-------- Records shown

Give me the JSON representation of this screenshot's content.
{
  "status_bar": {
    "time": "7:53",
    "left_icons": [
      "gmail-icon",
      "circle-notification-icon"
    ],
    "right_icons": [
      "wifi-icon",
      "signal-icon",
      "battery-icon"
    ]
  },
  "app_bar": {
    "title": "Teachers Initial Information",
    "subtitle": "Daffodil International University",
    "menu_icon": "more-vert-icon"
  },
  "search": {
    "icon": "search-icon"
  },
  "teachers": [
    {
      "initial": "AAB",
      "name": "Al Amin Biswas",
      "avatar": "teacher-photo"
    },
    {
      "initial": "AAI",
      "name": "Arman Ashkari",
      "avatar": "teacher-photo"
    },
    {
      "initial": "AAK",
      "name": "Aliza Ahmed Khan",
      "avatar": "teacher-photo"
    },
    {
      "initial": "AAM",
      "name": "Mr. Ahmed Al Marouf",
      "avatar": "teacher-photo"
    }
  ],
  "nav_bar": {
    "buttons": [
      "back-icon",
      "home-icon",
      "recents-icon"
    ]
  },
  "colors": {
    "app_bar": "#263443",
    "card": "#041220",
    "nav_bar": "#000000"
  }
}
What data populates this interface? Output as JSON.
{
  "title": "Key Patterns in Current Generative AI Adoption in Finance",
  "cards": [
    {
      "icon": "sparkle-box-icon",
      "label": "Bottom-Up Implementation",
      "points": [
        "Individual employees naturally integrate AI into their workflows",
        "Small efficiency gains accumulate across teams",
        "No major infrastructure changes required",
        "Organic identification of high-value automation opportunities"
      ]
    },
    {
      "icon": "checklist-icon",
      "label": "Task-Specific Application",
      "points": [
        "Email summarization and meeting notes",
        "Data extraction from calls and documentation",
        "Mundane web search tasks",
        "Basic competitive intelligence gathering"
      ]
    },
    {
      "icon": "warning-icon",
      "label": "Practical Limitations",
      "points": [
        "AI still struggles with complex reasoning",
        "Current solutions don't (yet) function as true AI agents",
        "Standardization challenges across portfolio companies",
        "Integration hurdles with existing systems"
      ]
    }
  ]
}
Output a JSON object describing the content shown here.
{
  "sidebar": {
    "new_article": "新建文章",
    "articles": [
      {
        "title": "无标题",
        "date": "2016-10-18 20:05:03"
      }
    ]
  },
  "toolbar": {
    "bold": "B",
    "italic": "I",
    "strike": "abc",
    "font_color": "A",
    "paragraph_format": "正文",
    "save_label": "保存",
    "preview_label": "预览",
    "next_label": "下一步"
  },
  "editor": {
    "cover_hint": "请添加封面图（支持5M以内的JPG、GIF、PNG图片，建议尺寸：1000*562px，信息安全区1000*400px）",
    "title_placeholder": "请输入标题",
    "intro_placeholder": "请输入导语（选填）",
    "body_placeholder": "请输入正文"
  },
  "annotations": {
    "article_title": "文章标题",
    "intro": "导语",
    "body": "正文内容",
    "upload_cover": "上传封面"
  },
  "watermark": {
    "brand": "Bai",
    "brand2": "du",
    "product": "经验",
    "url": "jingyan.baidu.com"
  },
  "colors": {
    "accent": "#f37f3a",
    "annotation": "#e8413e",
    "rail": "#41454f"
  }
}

----------------

_Task instructions_: Select the lines from the entries that include the word "content".

_Expected answer_:
Give me the JSON representation of this screenshot's content.
Output a JSON object describing the content shown here.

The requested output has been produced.